-- What to do --
Rewrite the records below, changing "product-card" to "item-card" wherever it occurs and leaving everything else as it is.

[Spatial layout data]
- - - -

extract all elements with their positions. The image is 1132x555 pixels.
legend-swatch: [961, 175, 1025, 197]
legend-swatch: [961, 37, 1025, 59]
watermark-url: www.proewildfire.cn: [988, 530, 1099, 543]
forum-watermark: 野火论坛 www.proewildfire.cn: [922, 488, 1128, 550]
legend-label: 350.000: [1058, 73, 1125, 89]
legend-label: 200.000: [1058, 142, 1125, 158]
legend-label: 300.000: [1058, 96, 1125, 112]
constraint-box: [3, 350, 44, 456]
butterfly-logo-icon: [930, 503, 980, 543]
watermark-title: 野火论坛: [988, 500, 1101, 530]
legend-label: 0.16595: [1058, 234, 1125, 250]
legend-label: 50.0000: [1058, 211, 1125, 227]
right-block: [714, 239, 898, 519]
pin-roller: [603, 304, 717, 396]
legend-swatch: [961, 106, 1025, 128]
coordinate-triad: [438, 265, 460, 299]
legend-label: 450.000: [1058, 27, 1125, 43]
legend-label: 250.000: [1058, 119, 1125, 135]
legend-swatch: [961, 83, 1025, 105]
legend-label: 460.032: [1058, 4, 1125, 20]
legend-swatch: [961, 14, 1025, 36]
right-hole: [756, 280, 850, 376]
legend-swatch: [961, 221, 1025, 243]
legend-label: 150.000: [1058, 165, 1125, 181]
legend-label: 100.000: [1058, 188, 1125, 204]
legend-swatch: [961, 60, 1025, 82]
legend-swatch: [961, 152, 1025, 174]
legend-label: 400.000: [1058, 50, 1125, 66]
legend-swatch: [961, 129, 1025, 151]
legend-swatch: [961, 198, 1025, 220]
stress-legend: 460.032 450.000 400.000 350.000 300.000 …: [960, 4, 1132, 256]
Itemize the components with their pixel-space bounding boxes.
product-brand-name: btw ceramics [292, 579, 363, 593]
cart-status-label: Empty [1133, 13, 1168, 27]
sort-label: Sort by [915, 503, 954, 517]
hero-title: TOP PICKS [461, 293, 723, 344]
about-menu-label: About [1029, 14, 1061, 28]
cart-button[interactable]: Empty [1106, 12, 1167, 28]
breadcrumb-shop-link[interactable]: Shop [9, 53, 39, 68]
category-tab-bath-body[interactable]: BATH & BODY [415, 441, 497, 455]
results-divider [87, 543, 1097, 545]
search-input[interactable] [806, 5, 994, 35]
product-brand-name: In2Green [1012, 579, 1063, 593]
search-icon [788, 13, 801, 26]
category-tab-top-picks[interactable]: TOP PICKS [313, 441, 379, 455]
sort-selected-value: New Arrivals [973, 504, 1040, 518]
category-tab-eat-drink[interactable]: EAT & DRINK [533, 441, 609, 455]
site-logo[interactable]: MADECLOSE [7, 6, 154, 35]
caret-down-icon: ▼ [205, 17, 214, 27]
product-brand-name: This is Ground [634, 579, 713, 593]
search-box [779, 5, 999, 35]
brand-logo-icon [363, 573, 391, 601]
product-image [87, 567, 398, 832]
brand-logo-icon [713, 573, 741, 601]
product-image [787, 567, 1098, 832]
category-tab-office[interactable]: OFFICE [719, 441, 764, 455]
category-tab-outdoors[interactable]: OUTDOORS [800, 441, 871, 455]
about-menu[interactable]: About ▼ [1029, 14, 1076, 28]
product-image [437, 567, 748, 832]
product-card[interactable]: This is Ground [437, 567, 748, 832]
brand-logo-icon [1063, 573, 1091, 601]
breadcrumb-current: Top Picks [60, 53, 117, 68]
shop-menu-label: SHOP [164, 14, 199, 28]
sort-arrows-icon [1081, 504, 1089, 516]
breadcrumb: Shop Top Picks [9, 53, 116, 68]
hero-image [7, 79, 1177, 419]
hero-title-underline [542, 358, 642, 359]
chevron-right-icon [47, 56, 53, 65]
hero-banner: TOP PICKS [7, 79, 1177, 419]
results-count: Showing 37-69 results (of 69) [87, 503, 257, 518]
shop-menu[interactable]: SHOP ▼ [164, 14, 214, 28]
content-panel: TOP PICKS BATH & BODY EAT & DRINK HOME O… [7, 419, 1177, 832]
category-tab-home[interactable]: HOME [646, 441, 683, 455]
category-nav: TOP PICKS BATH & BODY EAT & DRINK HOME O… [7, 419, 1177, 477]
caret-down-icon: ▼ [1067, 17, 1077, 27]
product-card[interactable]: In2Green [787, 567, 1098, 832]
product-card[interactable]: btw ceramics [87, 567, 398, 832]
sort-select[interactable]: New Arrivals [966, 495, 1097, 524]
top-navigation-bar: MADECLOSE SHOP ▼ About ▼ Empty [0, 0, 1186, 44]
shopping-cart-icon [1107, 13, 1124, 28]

- - - -

-- The reply --
extract all elements with their positions. The image is 1132x555 pixels.
legend-swatch: [961, 175, 1025, 197]
legend-swatch: [961, 37, 1025, 59]
watermark-url: www.proewildfire.cn: [988, 530, 1099, 543]
forum-watermark: 野火论坛 www.proewildfire.cn: [922, 488, 1128, 550]
legend-label: 350.000: [1058, 73, 1125, 89]
legend-label: 200.000: [1058, 142, 1125, 158]
legend-label: 300.000: [1058, 96, 1125, 112]
constraint-box: [3, 350, 44, 456]
butterfly-logo-icon: [930, 503, 980, 543]
watermark-title: 野火论坛: [988, 500, 1101, 530]
legend-label: 0.16595: [1058, 234, 1125, 250]
legend-label: 50.0000: [1058, 211, 1125, 227]
right-block: [714, 239, 898, 519]
pin-roller: [603, 304, 717, 396]
legend-swatch: [961, 106, 1025, 128]
coordinate-triad: [438, 265, 460, 299]
legend-label: 450.000: [1058, 27, 1125, 43]
legend-label: 250.000: [1058, 119, 1125, 135]
legend-swatch: [961, 83, 1025, 105]
legend-label: 460.032: [1058, 4, 1125, 20]
legend-swatch: [961, 14, 1025, 36]
right-hole: [756, 280, 850, 376]
legend-swatch: [961, 221, 1025, 243]
legend-label: 150.000: [1058, 165, 1125, 181]
legend-label: 100.000: [1058, 188, 1125, 204]
legend-swatch: [961, 60, 1025, 82]
legend-swatch: [961, 152, 1025, 174]
legend-label: 400.000: [1058, 50, 1125, 66]
legend-swatch: [961, 129, 1025, 151]
legend-swatch: [961, 198, 1025, 220]
stress-legend: 460.032 450.000 400.000 350.000 300.000 …: [960, 4, 1132, 256]
Itemize the components with their pixel-space bounding boxes.
product-brand-name: btw ceramics [292, 579, 363, 593]
cart-status-label: Empty [1133, 13, 1168, 27]
sort-label: Sort by [915, 503, 954, 517]
hero-title: TOP PICKS [461, 293, 723, 344]
about-menu-label: About [1029, 14, 1061, 28]
cart-button[interactable]: Empty [1106, 12, 1167, 28]
breadcrumb-shop-link[interactable]: Shop [9, 53, 39, 68]
category-tab-bath-body[interactable]: BATH & BODY [415, 441, 497, 455]
results-divider [87, 543, 1097, 545]
search-input[interactable] [806, 5, 994, 35]
product-brand-name: In2Green [1012, 579, 1063, 593]
search-icon [788, 13, 801, 26]
category-tab-top-picks[interactable]: TOP PICKS [313, 441, 379, 455]
sort-selected-value: New Arrivals [973, 504, 1040, 518]
category-tab-eat-drink[interactable]: EAT & DRINK [533, 441, 609, 455]
site-logo[interactable]: MADECLOSE [7, 6, 154, 35]
caret-down-icon: ▼ [205, 17, 214, 27]
product-brand-name: This is Ground [634, 579, 713, 593]
search-box [779, 5, 999, 35]
brand-logo-icon [363, 573, 391, 601]
product-image [87, 567, 398, 832]
brand-logo-icon [713, 573, 741, 601]
product-image [787, 567, 1098, 832]
category-tab-office[interactable]: OFFICE [719, 441, 764, 455]
category-tab-outdoors[interactable]: OUTDOORS [800, 441, 871, 455]
about-menu[interactable]: About ▼ [1029, 14, 1076, 28]
product-image [437, 567, 748, 832]
item-card[interactable]: This is Ground [437, 567, 748, 832]
brand-logo-icon [1063, 573, 1091, 601]
breadcrumb-current: Top Picks [60, 53, 117, 68]
shop-menu-label: SHOP [164, 14, 199, 28]
sort-arrows-icon [1081, 504, 1089, 516]
breadcrumb: Shop Top Picks [9, 53, 116, 68]
hero-image [7, 79, 1177, 419]
hero-title-underline [542, 358, 642, 359]
chevron-right-icon [47, 56, 53, 65]
hero-banner: TOP PICKS [7, 79, 1177, 419]
results-count: Showing 37-69 results (of 69) [87, 503, 257, 518]
shop-menu[interactable]: SHOP ▼ [164, 14, 214, 28]
content-panel: TOP PICKS BATH & BODY EAT & DRINK HOME O… [7, 419, 1177, 832]
category-tab-home[interactable]: HOME [646, 441, 683, 455]
category-nav: TOP PICKS BATH & BODY EAT & DRINK HOME O… [7, 419, 1177, 477]
caret-down-icon: ▼ [1067, 17, 1077, 27]
item-card[interactable]: In2Green [787, 567, 1098, 832]
item-card[interactable]: btw ceramics [87, 567, 398, 832]
sort-select[interactable]: New Arrivals [966, 495, 1097, 524]
top-navigation-bar: MADECLOSE SHOP ▼ About ▼ Empty [0, 0, 1186, 44]
shopping-cart-icon [1107, 13, 1124, 28]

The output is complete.